What you need to do: Each entry below is to be transcribed exactly.
═══ Stored data
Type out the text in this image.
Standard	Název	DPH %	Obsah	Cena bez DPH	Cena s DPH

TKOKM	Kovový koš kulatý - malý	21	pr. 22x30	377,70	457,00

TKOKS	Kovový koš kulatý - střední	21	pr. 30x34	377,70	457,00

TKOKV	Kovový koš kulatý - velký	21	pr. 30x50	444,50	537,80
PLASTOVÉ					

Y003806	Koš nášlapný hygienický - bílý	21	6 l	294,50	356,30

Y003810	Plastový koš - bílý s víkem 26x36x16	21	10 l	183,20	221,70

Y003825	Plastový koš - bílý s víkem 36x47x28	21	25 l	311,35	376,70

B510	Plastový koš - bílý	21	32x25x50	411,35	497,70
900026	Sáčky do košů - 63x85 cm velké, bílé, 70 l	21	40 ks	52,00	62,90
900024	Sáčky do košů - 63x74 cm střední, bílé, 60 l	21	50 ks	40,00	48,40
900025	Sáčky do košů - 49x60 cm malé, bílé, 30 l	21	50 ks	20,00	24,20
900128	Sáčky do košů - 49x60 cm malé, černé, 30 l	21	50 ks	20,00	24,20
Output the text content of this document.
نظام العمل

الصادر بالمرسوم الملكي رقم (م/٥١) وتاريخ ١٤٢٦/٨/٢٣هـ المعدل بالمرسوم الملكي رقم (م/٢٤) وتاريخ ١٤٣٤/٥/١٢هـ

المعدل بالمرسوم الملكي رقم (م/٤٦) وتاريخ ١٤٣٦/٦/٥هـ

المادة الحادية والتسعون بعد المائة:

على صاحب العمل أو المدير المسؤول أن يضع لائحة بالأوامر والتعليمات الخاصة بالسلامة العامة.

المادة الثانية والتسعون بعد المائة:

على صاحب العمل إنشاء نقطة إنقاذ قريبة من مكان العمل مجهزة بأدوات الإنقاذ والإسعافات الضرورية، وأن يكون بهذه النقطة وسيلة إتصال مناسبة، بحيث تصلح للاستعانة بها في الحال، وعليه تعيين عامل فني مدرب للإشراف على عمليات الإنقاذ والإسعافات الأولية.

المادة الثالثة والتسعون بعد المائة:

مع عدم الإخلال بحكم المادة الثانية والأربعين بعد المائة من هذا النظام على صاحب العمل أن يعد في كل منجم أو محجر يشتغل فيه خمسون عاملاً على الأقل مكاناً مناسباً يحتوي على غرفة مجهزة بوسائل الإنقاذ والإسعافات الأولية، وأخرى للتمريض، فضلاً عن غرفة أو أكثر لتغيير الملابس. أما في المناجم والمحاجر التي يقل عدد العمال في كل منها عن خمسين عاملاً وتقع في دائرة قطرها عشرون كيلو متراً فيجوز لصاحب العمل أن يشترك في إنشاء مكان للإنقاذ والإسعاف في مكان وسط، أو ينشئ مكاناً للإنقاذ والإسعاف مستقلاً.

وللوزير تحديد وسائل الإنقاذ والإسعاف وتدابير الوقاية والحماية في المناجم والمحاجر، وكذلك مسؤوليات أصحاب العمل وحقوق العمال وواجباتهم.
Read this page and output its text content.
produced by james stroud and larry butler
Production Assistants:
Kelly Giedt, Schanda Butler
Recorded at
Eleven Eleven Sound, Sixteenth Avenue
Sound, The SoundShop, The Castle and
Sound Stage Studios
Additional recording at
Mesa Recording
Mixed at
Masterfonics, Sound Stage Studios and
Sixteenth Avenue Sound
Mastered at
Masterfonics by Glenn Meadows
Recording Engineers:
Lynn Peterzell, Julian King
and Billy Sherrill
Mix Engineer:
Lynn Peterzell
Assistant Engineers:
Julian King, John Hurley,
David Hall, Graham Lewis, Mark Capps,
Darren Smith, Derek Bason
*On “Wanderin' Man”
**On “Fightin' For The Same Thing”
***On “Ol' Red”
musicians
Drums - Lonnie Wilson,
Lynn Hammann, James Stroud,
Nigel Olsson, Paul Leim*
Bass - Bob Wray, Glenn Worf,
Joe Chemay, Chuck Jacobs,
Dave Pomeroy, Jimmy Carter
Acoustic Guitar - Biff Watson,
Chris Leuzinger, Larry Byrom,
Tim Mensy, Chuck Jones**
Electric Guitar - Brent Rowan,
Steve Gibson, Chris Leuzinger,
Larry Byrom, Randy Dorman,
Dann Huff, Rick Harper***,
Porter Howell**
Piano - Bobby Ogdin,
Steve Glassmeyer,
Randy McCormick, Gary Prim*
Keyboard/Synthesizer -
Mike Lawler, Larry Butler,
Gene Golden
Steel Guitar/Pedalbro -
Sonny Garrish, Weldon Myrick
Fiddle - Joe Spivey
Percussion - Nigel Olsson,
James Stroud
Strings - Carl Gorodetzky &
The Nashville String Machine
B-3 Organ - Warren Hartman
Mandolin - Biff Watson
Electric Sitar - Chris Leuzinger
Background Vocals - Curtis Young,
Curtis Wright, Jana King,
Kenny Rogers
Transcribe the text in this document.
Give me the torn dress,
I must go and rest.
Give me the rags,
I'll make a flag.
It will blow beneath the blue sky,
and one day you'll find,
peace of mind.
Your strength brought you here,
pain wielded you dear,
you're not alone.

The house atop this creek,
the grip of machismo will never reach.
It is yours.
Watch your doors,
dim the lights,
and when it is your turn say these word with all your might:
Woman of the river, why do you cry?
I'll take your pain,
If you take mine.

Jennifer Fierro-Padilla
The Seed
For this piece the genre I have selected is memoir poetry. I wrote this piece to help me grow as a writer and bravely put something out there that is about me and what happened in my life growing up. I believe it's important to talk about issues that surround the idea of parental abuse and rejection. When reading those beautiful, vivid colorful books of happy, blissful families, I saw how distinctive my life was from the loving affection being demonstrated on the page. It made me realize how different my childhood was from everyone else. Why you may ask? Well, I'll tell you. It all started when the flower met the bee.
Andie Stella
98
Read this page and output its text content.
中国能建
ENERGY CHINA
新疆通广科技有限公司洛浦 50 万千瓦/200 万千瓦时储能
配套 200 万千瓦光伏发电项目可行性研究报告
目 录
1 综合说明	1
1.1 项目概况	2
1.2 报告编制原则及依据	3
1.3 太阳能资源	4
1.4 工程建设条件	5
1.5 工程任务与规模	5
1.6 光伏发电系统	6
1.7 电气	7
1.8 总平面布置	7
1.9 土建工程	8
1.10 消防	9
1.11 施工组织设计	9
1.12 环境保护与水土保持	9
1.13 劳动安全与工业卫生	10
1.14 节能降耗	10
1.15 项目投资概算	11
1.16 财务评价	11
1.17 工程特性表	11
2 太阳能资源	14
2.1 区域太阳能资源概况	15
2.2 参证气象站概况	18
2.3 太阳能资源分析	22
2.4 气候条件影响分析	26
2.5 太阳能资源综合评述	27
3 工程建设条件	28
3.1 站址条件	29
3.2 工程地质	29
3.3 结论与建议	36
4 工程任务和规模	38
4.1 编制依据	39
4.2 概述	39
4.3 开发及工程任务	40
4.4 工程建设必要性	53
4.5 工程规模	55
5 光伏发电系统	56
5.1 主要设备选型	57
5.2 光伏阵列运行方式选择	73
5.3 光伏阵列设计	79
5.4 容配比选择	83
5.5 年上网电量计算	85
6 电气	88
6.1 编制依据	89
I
══════
Full output:
Type out the text in this image.
Standard	Název	DPH %	Obsah	Cena bez DPH	Cena s DPH

TKOKM	Kovový koš kulatý - malý	21	pr. 22x30	377,70	457,00

TKOKS	Kovový koš kulatý - střední	21	pr. 30x34	377,70	457,00

TKOKV	Kovový koš kulatý - velký	21	pr. 30x50	444,50	537,80
PLASTOVÉ					

Y003806	Koš nášlapný hygienický - bílý	21	6 l	294,50	356,30

Y003810	Plastový koš - bílý s víkem 26x36x16	21	10 l	183,20	221,70

Y003825	Plastový koš - bílý s víkem 36x47x28	21	25 l	311,35	376,70

B510	Plastový koš - bílý	21	32x25x50	411,35	497,70
900026	Sáčky do košů - 63x85 cm velké, bílé, 70 l	21	40 ks	52,00	62,90
900024	Sáčky do košů - 63x74 cm střední, bílé, 60 l	21	50 ks	40,00	48,40
900025	Sáčky do košů - 49x60 cm malé, bílé, 30 l	21	50 ks	20,00	24,20
900128	Sáčky do košů - 49x60 cm malé, černé, 30 l	21	50 ks	20,00	24,20
Output the text content of this document.
نظام العمل

الصادر بالمرسوم الملكي رقم (م/٥١) وتاريخ ١٤٢٦/٨/٢٣هـ المعدل بالمرسوم الملكي رقم (م/٢٤) وتاريخ ١٤٣٤/٥/١٢هـ

المعدل بالمرسوم الملكي رقم (م/٤٦) وتاريخ ١٤٣٦/٦/٥هـ

المادة الحادية والتسعون بعد المائة:

على صاحب العمل أو المدير المسؤول أن يضع لائحة بالأوامر والتعليمات الخاصة بالسلامة العامة.

المادة الثانية والتسعون بعد المائة:

على صاحب العمل إنشاء نقطة إنقاذ قريبة من مكان العمل مجهزة بأدوات الإنقاذ والإسعافات الضرورية، وأن يكون بهذه النقطة وسيلة إتصال مناسبة، بحيث تصلح للاستعانة بها في الحال، وعليه تعيين عامل فني مدرب للإشراف على عمليات الإنقاذ والإسعافات الأولية.

المادة الثالثة والتسعون بعد المائة:

مع عدم الإخلال بحكم المادة الثانية والأربعين بعد المائة من هذا النظام على صاحب العمل أن يعد في كل منجم أو محجر يشتغل فيه خمسون عاملاً على الأقل مكاناً مناسباً يحتوي على غرفة مجهزة بوسائل الإنقاذ والإسعافات الأولية، وأخرى للتمريض، فضلاً عن غرفة أو أكثر لتغيير الملابس. أما في المناجم والمحاجر التي يقل عدد العمال في كل منها عن خمسين عاملاً وتقع في دائرة قطرها عشرون كيلو متراً فيجوز لصاحب العمل أن يشترك في إنشاء مكان للإنقاذ والإسعاف في مكان وسط، أو ينشئ مكاناً للإنقاذ والإسعاف مستقلاً.

وللوزير تحديد وسائل الإنقاذ والإسعاف وتدابير الوقاية والحماية في المناجم والمحاجر، وكذلك مسؤوليات أصحاب العمل وحقوق العمال وواجباتهم.
Read this page and output its text content.
produced by james stroud and larry butler
Production Assistants:
Kelly Giedt, Schanda Butler
Recorded at
Eleven Eleven Sound, Sixteenth Avenue
Sound, The SoundShop, The Castle and
Sound Stage Studios
Additional recording at
Mesa Recording
Mixed at
Masterfonics, Sound Stage Studios and
Sixteenth Avenue Sound
Mastered at
Masterfonics by Glenn Meadows
Recording Engineers:
Lynn Peterzell, Julian King
and Billy Sherrill
Mix Engineer:
Lynn Peterzell
Assistant Engineers:
Julian King, John Hurley,
David Hall, Graham Lewis, Mark Capps,
Darren Smith, Derek Bason
*On “Wanderin' Man”
**On “Fightin' For The Same Thing”
***On “Ol' Red”
musicians
Drums - Lonnie Wilson,
Lynn Hammann, James Stroud,
Nigel Olsson, Paul Leim*
Bass - Bob Wray, Glenn Worf,
Joe Chemay, Chuck Jacobs,
Dave Pomeroy, Jimmy Carter
Acoustic Guitar - Biff Watson,
Chris Leuzinger, Larry Byrom,
Tim Mensy, Chuck Jones**
Electric Guitar - Brent Rowan,
Steve Gibson, Chris Leuzinger,
Larry Byrom, Randy Dorman,
Dann Huff, Rick Harper***,
Porter Howell**
Piano - Bobby Ogdin,
Steve Glassmeyer,
Randy McCormick, Gary Prim*
Keyboard/Synthesizer -
Mike Lawler, Larry Butler,
Gene Golden
Steel Guitar/Pedalbro -
Sonny Garrish, Weldon Myrick
Fiddle - Joe Spivey
Percussion - Nigel Olsson,
James Stroud
Strings - Carl Gorodetzky &
The Nashville String Machine
B-3 Organ - Warren Hartman
Mandolin - Biff Watson
Electric Sitar - Chris Leuzinger
Background Vocals - Curtis Young,
Curtis Wright, Jana King,
Kenny Rogers
Transcribe the text in this document.
Give me the torn dress,
I must go and rest.
Give me the rags,
I'll make a flag.
It will blow beneath the blue sky,
and one day you'll find,
peace of mind.
Your strength brought you here,
pain wielded you dear,
you're not alone.

The house atop this creek,
the grip of machismo will never reach.
It is yours.
Watch your doors,
dim the lights,
and when it is your turn say these word with all your might:
Woman of the river, why do you cry?
I'll take your pain,
If you take mine.

Jennifer Fierro-Padilla
The Seed
For this piece the genre I have selected is memoir poetry. I wrote this piece to help me grow as a writer and bravely put something out there that is about me and what happened in my life growing up. I believe it's important to talk about issues that surround the idea of parental abuse and rejection. When reading those beautiful, vivid colorful books of happy, blissful families, I saw how distinctive my life was from the loving affection being demonstrated on the page. It made me realize how different my childhood was from everyone else. Why you may ask? Well, I'll tell you. It all started when the flower met the bee.
Andie Stella
98
Read this page and output its text content.
中国能建
ENERGY CHINA
新疆通广科技有限公司洛浦 50 万千瓦/200 万千瓦时储能
配套 200 万千瓦光伏发电项目可行性研究报告
目 录
1 综合说明	1
1.1 项目概况	2
1.2 报告编制原则及依据	3
1.3 太阳能资源	4
1.4 工程建设条件	5
1.5 工程任务与规模	5
1.6 光伏发电系统	6
1.7 电气	7
1.8 总平面布置	7
1.9 土建工程	8
1.10 消防	9
1.11 施工组织设计	9
1.12 环境保护与水土保持	9
1.13 劳动安全与工业卫生	10
1.14 节能降耗	10
1.15 项目投资概算	11
1.16 财务评价	11
1.17 工程特性表	11
2 太阳能资源	14
2.1 区域太阳能资源概况	15
2.2 参证气象站概况	18
2.3 太阳能资源分析	22
2.4 气候条件影响分析	26
2.5 太阳能资源综合评述	27
3 工程建设条件	28
3.1 站址条件	29
3.2 工程地质	29
3.3 结论与建议	36
4 工程任务和规模	38
4.1 编制依据	39
4.2 概述	39
4.3 开发及工程任务	40
4.4 工程建设必要性	53
4.5 工程规模	55
5 光伏发电系统	56
5.1 主要设备选型	57
5.2 光伏阵列运行方式选择	73
5.3 光伏阵列设计	79
5.4 容配比选择	83
5.5 年上网电量计算	85
6 电气	88
6.1 编制依据	89
I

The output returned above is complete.